▶ **What is needed**: Please rewrite the entries from the start down through the line containing "menu-item-label: Logout [229, 372, 273, 386]", substituting "Account settings" for every "Account setting" and leaving everything else unchanged.

--- begin ---

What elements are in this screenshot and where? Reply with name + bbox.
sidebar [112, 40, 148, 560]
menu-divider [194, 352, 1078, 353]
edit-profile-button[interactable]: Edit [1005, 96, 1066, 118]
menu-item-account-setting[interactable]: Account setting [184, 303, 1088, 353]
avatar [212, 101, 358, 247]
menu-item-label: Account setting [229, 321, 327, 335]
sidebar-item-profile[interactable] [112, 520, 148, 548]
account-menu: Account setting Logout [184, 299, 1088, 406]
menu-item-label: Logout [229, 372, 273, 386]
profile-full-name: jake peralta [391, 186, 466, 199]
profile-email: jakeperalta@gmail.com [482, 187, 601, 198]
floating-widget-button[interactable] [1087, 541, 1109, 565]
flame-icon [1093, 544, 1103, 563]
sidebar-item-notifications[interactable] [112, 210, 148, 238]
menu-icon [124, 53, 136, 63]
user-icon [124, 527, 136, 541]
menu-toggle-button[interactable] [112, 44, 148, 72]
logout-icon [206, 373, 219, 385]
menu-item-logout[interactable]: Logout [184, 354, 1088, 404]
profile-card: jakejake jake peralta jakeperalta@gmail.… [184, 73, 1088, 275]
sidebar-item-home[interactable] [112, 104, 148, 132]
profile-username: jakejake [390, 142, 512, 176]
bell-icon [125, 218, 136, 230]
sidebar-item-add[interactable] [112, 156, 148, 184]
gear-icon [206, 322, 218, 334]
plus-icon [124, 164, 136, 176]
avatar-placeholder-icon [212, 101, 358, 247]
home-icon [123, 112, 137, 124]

--- end ---

▶ **The answer**:
What elements are in this screenshot and where? Reply with name + bbox.
sidebar [112, 40, 148, 560]
menu-divider [194, 352, 1078, 353]
edit-profile-button[interactable]: Edit [1005, 96, 1066, 118]
menu-item-account-setting[interactable]: Account settings [184, 303, 1088, 353]
avatar [212, 101, 358, 247]
menu-item-label: Account settings [229, 321, 327, 335]
sidebar-item-profile[interactable] [112, 520, 148, 548]
account-menu: Account settings Logout [184, 299, 1088, 406]
menu-item-label: Logout [229, 372, 273, 386]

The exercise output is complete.